+++ EXERCISE MATERIALS +++

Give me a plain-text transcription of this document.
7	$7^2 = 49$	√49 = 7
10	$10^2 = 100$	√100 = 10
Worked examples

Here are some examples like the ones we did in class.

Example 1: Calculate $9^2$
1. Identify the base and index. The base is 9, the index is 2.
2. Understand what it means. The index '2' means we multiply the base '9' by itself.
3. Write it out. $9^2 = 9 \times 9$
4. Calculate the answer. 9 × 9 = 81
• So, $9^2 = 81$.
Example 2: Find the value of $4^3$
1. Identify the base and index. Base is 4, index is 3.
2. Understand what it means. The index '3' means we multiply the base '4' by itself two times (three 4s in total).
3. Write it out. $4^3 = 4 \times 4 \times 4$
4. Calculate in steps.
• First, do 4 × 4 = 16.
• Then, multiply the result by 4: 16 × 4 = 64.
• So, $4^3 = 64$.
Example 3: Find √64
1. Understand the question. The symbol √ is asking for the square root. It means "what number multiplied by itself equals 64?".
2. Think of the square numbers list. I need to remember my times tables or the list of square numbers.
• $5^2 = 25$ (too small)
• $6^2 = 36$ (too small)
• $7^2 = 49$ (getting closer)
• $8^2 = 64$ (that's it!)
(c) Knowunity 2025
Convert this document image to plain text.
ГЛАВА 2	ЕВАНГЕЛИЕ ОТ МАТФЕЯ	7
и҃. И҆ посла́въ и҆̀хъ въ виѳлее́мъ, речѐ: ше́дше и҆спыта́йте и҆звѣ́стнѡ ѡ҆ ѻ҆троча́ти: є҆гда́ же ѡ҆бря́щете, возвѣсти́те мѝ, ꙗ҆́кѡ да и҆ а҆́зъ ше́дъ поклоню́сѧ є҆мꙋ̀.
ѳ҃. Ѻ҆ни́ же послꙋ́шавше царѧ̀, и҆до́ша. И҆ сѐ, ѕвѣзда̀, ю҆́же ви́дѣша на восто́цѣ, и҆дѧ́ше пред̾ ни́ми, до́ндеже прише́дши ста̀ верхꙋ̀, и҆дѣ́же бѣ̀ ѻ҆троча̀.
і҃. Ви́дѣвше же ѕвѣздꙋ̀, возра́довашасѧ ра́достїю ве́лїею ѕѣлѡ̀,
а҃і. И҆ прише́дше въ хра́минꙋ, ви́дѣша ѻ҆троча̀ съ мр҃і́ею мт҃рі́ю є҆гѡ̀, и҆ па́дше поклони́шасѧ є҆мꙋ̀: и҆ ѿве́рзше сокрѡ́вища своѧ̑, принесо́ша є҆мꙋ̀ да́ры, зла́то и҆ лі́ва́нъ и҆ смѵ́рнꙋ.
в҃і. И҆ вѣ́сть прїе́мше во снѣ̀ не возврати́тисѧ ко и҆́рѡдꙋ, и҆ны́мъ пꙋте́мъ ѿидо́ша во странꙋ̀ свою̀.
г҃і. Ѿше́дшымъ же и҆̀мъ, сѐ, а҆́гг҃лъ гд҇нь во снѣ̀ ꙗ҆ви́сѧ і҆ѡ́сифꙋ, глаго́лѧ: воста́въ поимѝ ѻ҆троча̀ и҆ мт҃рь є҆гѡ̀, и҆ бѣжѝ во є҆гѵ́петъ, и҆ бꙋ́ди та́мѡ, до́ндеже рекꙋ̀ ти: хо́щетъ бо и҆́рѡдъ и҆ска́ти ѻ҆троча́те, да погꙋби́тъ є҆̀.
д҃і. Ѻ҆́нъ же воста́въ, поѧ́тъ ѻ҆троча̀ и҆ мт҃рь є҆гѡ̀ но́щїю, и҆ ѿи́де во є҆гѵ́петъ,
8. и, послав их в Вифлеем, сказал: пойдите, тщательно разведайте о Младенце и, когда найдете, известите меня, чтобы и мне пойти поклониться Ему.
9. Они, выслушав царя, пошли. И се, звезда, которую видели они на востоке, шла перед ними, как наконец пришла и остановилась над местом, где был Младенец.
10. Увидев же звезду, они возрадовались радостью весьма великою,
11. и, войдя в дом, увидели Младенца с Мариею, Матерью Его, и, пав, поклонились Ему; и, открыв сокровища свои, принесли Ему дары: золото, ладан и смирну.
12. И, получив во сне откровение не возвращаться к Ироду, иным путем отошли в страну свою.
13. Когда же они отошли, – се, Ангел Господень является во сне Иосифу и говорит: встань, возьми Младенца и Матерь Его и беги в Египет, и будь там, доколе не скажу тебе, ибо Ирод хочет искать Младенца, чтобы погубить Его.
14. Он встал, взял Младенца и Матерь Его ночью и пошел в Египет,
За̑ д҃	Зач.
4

+++

WRITTEN TASK: Nothing in the data may differ; print all of it exactly as written.

EXERCISE SOLUTION:
Give me a plain-text transcription of this document.
7	$7^2 = 49$	√49 = 7
10	$10^2 = 100$	√100 = 10
Worked examples

Here are some examples like the ones we did in class.

Example 1: Calculate $9^2$
1. Identify the base and index. The base is 9, the index is 2.
2. Understand what it means. The index '2' means we multiply the base '9' by itself.
3. Write it out. $9^2 = 9 \times 9$
4. Calculate the answer. 9 × 9 = 81
• So, $9^2 = 81$.
Example 2: Find the value of $4^3$
1. Identify the base and index. Base is 4, index is 3.
2. Understand what it means. The index '3' means we multiply the base '4' by itself two times (three 4s in total).
3. Write it out. $4^3 = 4 \times 4 \times 4$
4. Calculate in steps.
• First, do 4 × 4 = 16.
• Then, multiply the result by 4: 16 × 4 = 64.
• So, $4^3 = 64$.
Example 3: Find √64
1. Understand the question. The symbol √ is asking for the square root. It means "what number multiplied by itself equals 64?".
2. Think of the square numbers list. I need to remember my times tables or the list of square numbers.
• $5^2 = 25$ (too small)
• $6^2 = 36$ (too small)
• $7^2 = 49$ (getting closer)
• $8^2 = 64$ (that's it!)
(c) Knowunity 2025
Convert this document image to plain text.
ГЛАВА 2	ЕВАНГЕЛИЕ ОТ МАТФЕЯ	7
и҃. И҆ посла́въ и҆̀хъ въ виѳлее́мъ, речѐ: ше́дше и҆спыта́йте и҆звѣ́стнѡ ѡ҆ ѻ҆троча́ти: є҆гда́ же ѡ҆бря́щете, возвѣсти́те мѝ, ꙗ҆́кѡ да и҆ а҆́зъ ше́дъ поклоню́сѧ є҆мꙋ̀.
ѳ҃. Ѻ҆ни́ же послꙋ́шавше царѧ̀, и҆до́ша. И҆ сѐ, ѕвѣзда̀, ю҆́же ви́дѣша на восто́цѣ, и҆дѧ́ше пред̾ ни́ми, до́ндеже прише́дши ста̀ верхꙋ̀, и҆дѣ́же бѣ̀ ѻ҆троча̀.
і҃. Ви́дѣвше же ѕвѣздꙋ̀, возра́довашасѧ ра́достїю ве́лїею ѕѣлѡ̀,
а҃і. И҆ прише́дше въ хра́минꙋ, ви́дѣша ѻ҆троча̀ съ мр҃і́ею мт҃рі́ю є҆гѡ̀, и҆ па́дше поклони́шасѧ є҆мꙋ̀: и҆ ѿве́рзше сокрѡ́вища своѧ̑, принесо́ша є҆мꙋ̀ да́ры, зла́то и҆ лі́ва́нъ и҆ смѵ́рнꙋ.
в҃і. И҆ вѣ́сть прїе́мше во снѣ̀ не возврати́тисѧ ко и҆́рѡдꙋ, и҆ны́мъ пꙋте́мъ ѿидо́ша во странꙋ̀ свою̀.
г҃і. Ѿше́дшымъ же и҆̀мъ, сѐ, а҆́гг҃лъ гд҇нь во снѣ̀ ꙗ҆ви́сѧ і҆ѡ́сифꙋ, глаго́лѧ: воста́въ поимѝ ѻ҆троча̀ и҆ мт҃рь є҆гѡ̀, и҆ бѣжѝ во є҆гѵ́петъ, и҆ бꙋ́ди та́мѡ, до́ндеже рекꙋ̀ ти: хо́щетъ бо и҆́рѡдъ и҆ска́ти ѻ҆троча́те, да погꙋби́тъ є҆̀.
д҃і. Ѻ҆́нъ же воста́въ, поѧ́тъ ѻ҆троча̀ и҆ мт҃рь є҆гѡ̀ но́щїю, и҆ ѿи́де во є҆гѵ́петъ,
8. и, послав их в Вифлеем, сказал: пойдите, тщательно разведайте о Младенце и, когда найдете, известите меня, чтобы и мне пойти поклониться Ему.
9. Они, выслушав царя, пошли. И се, звезда, которую видели они на востоке, шла перед ними, как наконец пришла и остановилась над местом, где был Младенец.
10. Увидев же звезду, они возрадовались радостью весьма великою,
11. и, войдя в дом, увидели Младенца с Мариею, Матерью Его, и, пав, поклонились Ему; и, открыв сокровища свои, принесли Ему дары: золото, ладан и смирну.
12. И, получив во сне откровение не возвращаться к Ироду, иным путем отошли в страну свою.
13. Когда же они отошли, – се, Ангел Господень является во сне Иосифу и говорит: встань, возьми Младенца и Матерь Его и беги в Египет, и будь там, доколе не скажу тебе, ибо Ирод хочет искать Младенца, чтобы погубить Его.
14. Он встал, взял Младенца и Матерь Его ночью и пошел в Египет,
За̑ д҃	Зач.
4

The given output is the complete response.